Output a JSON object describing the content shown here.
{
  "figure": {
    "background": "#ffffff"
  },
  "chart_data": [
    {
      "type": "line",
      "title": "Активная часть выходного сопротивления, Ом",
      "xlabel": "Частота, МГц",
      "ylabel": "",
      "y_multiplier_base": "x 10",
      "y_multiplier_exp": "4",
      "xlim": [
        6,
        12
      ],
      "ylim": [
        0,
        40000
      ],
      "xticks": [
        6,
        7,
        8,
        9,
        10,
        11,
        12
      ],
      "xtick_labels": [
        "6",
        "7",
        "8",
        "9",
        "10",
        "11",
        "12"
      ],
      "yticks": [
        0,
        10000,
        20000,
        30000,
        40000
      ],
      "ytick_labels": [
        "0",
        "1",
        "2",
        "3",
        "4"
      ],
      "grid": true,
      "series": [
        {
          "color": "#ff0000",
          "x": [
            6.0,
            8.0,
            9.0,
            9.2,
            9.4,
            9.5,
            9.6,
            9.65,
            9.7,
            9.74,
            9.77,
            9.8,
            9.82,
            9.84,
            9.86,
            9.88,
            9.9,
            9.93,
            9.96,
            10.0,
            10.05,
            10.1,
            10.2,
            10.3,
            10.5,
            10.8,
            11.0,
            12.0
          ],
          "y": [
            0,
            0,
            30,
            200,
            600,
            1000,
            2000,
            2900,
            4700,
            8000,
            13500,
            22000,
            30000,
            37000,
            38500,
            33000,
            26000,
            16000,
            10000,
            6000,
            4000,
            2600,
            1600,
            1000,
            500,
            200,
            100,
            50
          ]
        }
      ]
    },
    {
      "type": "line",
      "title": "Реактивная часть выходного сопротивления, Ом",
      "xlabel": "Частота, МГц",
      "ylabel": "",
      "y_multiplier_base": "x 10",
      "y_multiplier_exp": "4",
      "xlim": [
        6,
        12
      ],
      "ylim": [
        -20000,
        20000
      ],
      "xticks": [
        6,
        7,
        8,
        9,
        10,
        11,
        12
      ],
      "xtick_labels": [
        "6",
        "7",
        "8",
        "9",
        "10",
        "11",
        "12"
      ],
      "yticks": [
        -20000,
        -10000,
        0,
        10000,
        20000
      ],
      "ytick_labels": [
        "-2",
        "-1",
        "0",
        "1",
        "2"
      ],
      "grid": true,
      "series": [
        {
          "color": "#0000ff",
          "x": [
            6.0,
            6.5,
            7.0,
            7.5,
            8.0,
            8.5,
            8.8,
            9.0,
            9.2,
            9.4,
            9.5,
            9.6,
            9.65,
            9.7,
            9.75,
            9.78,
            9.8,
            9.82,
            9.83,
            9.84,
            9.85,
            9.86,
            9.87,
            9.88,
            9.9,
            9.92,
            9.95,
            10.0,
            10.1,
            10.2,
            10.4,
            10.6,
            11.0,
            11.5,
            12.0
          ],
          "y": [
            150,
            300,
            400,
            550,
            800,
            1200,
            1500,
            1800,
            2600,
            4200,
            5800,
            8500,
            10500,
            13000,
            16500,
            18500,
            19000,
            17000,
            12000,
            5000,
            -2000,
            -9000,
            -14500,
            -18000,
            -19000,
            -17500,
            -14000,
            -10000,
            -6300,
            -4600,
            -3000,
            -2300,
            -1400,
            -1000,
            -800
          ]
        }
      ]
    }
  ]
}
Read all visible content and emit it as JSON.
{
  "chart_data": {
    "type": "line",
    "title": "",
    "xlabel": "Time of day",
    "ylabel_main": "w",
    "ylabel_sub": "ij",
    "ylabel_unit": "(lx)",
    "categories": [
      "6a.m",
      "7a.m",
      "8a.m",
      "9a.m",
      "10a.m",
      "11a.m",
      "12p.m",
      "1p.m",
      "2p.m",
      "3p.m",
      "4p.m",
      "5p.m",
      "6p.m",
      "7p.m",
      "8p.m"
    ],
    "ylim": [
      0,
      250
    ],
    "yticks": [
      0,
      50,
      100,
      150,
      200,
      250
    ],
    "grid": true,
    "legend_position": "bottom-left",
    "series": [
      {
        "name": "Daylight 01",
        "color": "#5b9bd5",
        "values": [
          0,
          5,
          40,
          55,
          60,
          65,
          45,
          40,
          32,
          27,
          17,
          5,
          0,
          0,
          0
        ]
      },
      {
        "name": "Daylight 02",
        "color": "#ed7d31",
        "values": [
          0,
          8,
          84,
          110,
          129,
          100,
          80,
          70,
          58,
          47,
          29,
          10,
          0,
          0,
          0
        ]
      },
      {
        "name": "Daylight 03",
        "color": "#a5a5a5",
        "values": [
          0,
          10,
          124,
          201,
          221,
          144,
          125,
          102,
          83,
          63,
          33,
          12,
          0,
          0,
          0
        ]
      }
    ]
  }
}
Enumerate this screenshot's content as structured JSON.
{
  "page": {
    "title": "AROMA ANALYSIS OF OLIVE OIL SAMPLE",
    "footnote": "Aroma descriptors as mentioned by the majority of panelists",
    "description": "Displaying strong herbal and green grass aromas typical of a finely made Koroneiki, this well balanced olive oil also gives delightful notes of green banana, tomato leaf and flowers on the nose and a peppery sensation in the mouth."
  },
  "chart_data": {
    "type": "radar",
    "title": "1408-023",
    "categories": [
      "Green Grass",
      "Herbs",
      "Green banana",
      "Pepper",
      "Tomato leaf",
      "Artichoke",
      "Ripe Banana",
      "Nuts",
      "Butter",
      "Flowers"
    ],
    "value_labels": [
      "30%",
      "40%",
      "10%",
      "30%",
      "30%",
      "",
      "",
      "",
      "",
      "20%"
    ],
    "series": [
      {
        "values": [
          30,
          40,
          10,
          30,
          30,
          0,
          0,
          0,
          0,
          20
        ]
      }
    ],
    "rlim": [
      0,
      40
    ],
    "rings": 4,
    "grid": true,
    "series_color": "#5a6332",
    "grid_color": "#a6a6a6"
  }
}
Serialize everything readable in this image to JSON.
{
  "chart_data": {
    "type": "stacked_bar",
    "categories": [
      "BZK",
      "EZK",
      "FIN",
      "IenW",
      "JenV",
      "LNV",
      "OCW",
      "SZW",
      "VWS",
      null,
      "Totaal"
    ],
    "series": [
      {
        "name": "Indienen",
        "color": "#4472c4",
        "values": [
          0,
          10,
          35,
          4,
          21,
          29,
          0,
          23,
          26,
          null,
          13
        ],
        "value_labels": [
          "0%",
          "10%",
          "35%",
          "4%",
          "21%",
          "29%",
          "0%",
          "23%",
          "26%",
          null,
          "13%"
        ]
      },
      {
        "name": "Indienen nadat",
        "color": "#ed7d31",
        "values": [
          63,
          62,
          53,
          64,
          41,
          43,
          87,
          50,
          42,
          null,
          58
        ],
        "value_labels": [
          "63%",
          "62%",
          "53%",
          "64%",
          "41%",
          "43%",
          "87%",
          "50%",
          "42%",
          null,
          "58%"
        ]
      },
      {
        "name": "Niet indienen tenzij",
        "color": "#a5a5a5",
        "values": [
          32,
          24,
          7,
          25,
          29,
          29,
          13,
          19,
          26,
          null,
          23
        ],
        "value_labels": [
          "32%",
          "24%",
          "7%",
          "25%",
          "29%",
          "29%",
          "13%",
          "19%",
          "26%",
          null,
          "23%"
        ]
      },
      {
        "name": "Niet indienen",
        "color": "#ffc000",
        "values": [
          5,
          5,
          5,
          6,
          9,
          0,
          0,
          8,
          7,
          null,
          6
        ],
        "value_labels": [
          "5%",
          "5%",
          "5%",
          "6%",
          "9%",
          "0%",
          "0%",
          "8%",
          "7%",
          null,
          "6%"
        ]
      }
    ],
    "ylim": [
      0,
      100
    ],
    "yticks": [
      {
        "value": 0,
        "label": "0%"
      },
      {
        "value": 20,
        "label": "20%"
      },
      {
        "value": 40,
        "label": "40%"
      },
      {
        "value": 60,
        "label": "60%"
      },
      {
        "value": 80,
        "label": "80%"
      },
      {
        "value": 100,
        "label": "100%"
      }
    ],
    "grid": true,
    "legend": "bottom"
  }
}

**Exercise aim**
Pick out and copy every line that contains the word "type".

**Result**
      "type": "line",
      "type": "line",
    "type": "line",
    "type": "radar",
    "type": "stacked_bar",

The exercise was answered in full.